EXERCISE BRIEF:
Below are records. Count every line containing the word "Index" and give the number alone.

DATASET RECORDS:
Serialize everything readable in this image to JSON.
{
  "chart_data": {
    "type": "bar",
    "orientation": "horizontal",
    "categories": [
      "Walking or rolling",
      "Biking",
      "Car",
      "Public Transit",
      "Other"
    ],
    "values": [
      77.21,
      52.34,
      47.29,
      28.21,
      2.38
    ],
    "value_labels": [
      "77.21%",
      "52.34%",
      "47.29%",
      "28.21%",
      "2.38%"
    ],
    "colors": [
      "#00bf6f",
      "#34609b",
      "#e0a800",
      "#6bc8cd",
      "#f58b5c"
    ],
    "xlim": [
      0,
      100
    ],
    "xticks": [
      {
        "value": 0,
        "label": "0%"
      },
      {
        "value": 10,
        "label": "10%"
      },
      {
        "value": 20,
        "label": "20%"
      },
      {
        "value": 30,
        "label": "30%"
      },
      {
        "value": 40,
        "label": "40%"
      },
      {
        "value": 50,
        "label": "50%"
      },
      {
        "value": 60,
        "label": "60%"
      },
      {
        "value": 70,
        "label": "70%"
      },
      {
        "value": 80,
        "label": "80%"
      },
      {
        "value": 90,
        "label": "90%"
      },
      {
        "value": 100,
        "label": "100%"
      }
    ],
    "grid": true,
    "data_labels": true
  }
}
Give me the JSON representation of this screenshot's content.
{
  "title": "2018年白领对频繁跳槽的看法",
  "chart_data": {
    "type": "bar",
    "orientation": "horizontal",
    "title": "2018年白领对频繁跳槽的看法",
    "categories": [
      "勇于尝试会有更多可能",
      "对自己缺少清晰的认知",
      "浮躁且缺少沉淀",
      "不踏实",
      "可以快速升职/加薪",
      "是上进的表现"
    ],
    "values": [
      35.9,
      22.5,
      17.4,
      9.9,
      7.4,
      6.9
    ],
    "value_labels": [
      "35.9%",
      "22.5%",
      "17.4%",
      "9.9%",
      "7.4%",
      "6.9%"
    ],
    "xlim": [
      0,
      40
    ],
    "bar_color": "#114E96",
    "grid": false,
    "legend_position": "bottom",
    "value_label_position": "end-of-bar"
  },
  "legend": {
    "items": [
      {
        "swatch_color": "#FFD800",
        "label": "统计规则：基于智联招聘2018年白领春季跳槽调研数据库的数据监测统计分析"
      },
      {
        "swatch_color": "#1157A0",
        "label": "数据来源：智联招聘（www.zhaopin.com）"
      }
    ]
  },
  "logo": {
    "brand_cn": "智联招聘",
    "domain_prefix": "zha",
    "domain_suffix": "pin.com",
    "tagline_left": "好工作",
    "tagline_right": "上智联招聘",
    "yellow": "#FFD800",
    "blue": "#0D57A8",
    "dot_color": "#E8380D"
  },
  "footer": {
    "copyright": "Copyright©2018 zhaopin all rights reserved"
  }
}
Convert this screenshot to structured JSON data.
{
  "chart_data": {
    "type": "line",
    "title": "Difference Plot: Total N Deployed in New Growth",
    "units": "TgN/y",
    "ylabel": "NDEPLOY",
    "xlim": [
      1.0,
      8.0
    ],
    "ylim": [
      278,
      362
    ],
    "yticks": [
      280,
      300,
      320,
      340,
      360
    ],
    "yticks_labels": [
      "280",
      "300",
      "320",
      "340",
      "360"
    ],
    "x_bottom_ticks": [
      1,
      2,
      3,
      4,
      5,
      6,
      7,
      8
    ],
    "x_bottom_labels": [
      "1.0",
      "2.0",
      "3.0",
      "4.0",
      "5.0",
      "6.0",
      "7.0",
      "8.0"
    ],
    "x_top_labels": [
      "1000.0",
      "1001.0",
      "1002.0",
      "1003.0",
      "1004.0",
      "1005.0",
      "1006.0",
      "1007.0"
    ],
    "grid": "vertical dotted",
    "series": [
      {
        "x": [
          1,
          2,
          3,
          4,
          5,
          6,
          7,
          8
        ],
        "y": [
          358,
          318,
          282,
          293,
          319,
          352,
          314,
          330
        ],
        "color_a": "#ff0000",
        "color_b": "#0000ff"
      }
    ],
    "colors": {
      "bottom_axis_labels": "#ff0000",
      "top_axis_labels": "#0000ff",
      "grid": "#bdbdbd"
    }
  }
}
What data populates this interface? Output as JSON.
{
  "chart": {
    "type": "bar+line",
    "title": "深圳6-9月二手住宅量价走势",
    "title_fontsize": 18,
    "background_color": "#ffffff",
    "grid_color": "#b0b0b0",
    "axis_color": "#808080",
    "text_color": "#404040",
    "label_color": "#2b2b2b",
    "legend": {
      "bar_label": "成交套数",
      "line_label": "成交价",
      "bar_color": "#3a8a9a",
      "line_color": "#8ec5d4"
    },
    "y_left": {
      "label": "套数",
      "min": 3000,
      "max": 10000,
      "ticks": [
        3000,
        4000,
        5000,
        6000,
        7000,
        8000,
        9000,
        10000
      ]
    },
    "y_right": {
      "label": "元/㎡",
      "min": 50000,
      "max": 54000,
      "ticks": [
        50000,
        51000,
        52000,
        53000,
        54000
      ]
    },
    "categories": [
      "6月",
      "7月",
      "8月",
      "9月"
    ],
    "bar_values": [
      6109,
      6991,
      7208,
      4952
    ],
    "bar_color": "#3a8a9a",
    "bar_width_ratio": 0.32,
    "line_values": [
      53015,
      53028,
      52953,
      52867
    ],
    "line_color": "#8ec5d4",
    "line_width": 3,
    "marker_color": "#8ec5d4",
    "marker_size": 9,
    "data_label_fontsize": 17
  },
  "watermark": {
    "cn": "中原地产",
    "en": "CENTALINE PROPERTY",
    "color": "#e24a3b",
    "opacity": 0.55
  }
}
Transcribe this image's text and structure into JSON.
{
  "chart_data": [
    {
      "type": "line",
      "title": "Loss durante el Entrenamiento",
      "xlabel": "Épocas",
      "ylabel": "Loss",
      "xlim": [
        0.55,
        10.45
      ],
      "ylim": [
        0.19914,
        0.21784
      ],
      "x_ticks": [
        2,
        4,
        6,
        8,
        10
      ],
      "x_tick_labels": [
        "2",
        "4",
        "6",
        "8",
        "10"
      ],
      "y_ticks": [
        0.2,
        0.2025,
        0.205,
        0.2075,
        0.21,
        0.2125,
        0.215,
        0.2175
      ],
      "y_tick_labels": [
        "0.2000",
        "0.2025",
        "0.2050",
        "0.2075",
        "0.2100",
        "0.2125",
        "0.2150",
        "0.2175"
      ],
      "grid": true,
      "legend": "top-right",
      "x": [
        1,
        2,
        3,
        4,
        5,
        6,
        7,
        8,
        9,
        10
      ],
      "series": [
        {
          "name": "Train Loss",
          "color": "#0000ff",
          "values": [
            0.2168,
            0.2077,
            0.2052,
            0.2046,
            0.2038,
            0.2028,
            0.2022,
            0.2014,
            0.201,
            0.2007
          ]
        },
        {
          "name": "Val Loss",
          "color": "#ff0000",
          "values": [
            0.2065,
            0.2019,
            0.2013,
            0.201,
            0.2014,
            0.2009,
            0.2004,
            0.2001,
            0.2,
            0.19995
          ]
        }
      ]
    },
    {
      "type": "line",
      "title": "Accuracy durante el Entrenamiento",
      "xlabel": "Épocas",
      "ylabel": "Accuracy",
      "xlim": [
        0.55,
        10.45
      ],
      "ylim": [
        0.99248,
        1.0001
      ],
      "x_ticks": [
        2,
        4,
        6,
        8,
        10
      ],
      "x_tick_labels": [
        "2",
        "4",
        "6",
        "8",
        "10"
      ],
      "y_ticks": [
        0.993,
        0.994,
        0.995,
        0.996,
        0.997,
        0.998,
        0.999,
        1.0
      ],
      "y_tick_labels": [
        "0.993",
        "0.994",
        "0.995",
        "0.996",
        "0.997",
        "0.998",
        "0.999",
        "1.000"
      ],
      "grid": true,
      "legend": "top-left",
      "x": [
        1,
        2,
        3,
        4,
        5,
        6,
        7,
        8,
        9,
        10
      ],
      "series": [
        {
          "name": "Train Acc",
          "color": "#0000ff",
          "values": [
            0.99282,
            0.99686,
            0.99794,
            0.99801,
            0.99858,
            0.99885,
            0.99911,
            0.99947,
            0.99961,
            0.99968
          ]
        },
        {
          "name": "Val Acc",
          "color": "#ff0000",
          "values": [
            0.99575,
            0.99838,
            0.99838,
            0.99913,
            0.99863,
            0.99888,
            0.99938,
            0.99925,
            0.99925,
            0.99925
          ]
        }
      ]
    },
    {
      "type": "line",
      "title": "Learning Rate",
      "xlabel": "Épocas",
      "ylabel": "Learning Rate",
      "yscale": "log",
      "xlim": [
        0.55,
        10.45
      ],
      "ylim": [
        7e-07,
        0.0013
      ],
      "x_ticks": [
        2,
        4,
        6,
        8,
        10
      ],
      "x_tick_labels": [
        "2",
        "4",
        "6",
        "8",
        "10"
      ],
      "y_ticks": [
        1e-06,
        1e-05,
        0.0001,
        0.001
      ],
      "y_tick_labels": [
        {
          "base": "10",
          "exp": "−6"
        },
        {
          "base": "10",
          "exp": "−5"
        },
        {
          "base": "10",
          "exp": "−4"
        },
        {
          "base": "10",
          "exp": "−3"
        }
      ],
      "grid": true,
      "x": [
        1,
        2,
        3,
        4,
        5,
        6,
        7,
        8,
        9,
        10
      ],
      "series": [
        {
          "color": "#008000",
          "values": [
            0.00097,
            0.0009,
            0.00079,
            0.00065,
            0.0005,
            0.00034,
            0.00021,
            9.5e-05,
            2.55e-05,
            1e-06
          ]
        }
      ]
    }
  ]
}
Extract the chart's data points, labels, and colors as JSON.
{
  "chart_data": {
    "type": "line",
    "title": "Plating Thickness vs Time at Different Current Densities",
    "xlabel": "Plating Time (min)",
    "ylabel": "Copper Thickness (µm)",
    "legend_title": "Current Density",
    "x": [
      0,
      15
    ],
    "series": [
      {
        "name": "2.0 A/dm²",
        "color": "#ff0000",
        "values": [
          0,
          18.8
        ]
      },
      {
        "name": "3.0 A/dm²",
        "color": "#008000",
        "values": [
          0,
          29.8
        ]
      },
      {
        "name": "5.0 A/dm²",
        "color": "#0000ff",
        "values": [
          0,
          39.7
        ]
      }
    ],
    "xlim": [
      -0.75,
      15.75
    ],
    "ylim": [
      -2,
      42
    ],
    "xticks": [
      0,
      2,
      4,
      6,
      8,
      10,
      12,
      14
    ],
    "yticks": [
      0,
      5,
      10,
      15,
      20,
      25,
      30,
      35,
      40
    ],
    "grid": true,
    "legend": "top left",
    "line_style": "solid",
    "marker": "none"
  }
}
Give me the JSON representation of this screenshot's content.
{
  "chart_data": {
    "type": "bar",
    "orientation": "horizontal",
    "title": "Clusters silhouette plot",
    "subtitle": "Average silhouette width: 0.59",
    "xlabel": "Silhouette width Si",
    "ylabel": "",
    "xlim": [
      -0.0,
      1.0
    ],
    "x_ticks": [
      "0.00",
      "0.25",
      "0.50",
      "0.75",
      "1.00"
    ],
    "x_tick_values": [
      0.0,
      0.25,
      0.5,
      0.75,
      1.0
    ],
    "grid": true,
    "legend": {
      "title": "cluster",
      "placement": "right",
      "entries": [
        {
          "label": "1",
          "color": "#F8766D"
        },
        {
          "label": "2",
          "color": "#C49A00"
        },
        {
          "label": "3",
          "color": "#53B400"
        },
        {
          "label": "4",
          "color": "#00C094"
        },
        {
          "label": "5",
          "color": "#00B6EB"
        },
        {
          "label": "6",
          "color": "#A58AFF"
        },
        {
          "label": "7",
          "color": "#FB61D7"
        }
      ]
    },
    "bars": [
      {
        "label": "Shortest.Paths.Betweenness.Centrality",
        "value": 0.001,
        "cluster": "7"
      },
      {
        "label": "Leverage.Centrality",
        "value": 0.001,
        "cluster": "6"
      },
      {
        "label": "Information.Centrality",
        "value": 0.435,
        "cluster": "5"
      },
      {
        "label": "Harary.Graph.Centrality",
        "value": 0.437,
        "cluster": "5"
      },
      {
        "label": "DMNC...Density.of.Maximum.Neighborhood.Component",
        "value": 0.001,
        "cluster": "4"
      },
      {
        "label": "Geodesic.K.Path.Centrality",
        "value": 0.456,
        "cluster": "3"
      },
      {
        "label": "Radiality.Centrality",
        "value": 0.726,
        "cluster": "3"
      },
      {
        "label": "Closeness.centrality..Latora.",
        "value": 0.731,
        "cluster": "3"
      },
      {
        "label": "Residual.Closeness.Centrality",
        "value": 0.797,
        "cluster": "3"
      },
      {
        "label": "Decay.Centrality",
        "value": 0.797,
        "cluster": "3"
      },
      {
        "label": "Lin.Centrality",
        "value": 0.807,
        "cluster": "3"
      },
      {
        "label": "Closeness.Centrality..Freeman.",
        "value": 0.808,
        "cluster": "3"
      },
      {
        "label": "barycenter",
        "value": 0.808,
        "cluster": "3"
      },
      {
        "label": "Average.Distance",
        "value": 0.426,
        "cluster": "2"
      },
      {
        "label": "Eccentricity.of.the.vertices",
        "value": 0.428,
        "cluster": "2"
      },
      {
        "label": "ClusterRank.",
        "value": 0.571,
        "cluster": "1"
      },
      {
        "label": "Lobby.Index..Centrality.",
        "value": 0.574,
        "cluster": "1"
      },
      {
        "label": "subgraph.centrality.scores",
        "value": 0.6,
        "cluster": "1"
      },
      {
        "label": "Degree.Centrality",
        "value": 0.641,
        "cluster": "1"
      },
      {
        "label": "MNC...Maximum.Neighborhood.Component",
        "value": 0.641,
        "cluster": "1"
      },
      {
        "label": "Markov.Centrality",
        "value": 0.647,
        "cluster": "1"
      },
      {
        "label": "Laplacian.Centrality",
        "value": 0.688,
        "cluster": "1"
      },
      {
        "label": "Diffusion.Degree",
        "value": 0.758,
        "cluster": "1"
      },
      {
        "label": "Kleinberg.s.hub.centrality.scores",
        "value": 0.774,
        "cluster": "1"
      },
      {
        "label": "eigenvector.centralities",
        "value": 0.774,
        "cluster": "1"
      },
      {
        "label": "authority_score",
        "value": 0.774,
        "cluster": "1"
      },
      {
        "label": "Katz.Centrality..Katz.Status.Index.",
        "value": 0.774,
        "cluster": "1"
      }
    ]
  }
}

RESULT OF THIS EXERCISE:
2